Records about charts and figures
══════════════════════════════
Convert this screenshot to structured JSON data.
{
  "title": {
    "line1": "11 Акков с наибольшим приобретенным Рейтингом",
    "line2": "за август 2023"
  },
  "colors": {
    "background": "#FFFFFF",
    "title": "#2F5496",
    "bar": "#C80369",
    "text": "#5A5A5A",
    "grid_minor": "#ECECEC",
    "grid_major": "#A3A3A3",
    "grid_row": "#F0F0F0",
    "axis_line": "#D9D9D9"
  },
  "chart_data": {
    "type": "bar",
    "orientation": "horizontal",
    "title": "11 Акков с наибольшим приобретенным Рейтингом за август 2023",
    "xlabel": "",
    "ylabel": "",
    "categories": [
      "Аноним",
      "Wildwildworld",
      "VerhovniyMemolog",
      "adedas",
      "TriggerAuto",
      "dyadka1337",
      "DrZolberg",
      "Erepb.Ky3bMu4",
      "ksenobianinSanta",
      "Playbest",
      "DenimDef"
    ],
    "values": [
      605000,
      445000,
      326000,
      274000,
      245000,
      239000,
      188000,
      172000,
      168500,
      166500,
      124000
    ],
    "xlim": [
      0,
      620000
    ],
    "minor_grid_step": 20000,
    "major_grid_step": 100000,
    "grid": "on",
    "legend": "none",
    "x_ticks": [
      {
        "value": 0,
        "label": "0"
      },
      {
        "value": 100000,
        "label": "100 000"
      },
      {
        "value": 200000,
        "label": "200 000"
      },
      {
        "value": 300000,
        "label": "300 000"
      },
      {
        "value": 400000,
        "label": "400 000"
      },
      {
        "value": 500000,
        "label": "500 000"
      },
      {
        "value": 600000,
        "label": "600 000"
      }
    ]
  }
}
══════════════════════════════
- Problem to solve
Reply with nothing but the number of lines in the data above that contain "приобретенным".

- Solution below
2